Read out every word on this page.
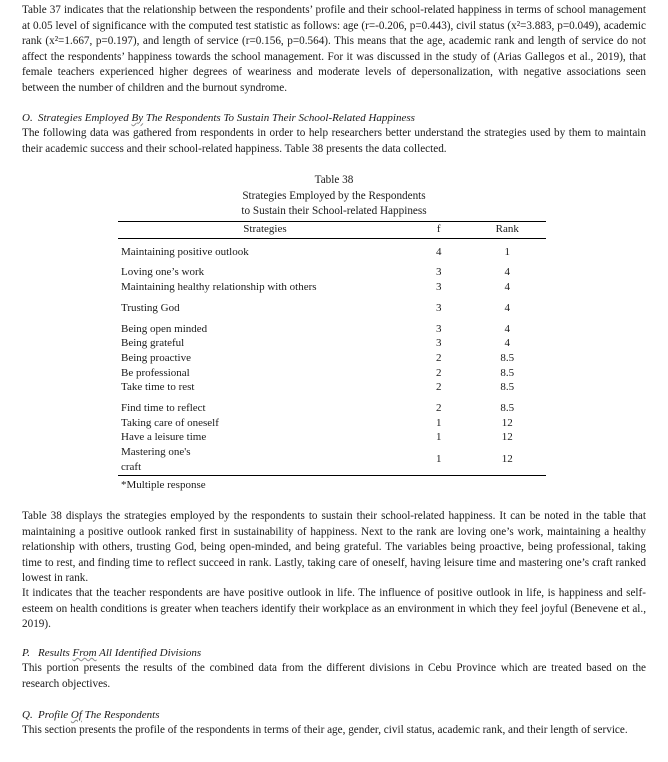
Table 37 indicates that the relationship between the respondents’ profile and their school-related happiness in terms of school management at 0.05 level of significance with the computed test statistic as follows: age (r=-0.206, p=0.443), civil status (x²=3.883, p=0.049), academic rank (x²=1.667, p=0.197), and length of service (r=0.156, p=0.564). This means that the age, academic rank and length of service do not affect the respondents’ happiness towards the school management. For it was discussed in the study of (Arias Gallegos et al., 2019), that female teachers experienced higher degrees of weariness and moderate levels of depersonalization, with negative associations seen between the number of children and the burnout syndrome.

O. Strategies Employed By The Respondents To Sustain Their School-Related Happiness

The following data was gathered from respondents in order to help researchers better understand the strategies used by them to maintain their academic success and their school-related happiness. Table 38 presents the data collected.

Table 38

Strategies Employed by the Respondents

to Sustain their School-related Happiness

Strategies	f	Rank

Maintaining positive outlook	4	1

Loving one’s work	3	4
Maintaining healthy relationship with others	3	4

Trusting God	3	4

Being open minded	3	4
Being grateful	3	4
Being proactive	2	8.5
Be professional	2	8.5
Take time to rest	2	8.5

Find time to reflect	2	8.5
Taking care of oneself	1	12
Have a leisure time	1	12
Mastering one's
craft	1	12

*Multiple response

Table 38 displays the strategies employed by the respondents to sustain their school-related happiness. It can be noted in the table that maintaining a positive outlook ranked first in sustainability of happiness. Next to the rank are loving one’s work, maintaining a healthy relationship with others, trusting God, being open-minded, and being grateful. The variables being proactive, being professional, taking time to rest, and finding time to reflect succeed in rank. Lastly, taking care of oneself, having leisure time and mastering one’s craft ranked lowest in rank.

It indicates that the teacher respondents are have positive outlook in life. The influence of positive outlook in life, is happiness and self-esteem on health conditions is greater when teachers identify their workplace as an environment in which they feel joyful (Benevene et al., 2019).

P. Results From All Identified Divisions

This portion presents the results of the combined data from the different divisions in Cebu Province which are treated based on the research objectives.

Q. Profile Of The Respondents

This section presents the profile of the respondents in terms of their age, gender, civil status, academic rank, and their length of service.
------------------------------------------------------------------------
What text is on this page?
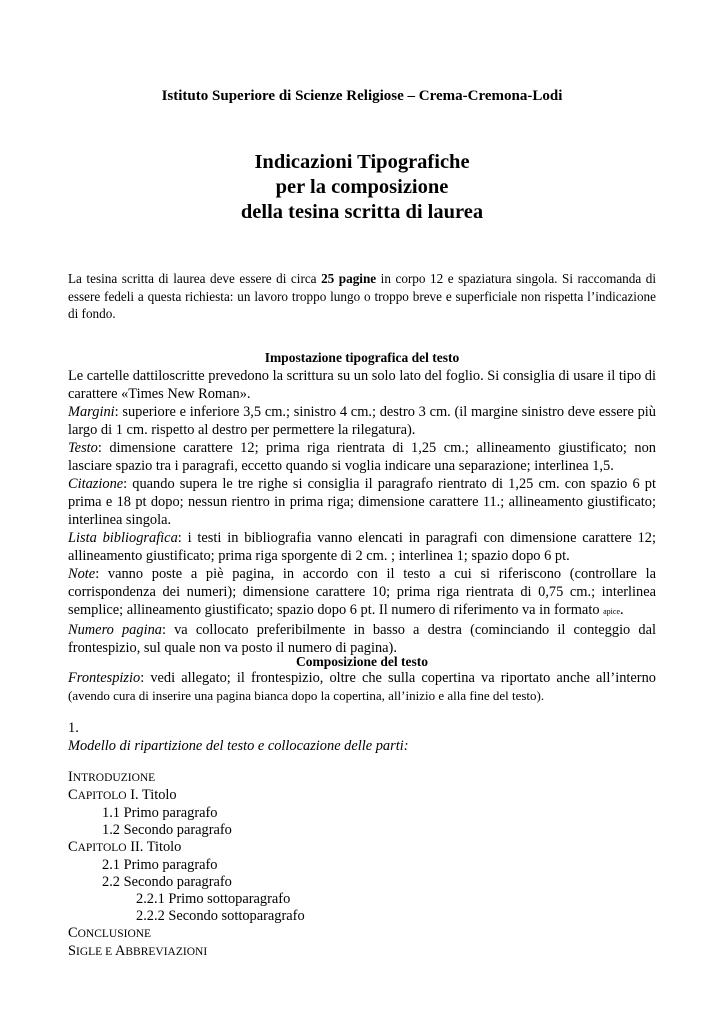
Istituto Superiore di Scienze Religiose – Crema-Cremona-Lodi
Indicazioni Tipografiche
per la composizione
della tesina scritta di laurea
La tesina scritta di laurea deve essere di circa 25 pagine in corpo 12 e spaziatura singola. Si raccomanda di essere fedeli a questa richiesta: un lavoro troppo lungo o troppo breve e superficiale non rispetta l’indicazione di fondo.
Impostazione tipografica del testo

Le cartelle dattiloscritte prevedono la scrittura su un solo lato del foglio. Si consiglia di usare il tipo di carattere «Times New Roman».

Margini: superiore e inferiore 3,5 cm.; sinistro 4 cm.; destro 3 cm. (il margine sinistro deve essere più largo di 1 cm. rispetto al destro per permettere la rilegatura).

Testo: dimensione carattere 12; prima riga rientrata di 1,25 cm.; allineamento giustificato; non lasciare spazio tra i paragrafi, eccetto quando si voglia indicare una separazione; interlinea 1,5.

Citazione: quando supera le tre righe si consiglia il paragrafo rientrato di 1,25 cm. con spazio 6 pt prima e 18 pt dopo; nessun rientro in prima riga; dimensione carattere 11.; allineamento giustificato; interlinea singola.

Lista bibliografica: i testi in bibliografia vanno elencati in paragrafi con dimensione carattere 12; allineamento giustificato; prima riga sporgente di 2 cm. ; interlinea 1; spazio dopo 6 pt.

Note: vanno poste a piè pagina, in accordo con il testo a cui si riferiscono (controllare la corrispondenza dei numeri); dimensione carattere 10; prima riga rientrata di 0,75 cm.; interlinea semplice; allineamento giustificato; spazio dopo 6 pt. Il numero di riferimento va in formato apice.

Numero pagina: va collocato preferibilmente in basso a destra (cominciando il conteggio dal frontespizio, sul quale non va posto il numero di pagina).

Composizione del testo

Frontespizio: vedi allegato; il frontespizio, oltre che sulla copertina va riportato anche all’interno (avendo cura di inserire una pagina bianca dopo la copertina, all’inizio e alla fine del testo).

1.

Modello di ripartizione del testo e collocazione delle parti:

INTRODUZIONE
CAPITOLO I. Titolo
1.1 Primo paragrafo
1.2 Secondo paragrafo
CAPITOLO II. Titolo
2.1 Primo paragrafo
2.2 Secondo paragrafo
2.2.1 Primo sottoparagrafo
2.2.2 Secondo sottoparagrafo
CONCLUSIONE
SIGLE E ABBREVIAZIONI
------------------------------------------------------------------------
Exercise details: Extract all lines from the data in which "consiglia" is found.

Output below:
Le cartelle dattiloscritte prevedono la scrittura su un solo lato del foglio. Si consiglia di usare il tipo di carattere «Times New Roman».
Citazione: quando supera le tre righe si consiglia il paragrafo rientrato di 1,25 cm. con spazio 6 pt prima e 18 pt dopo; nessun rientro in prima riga; dimensione carattere 11.; allineamento giustificato; interlinea singola.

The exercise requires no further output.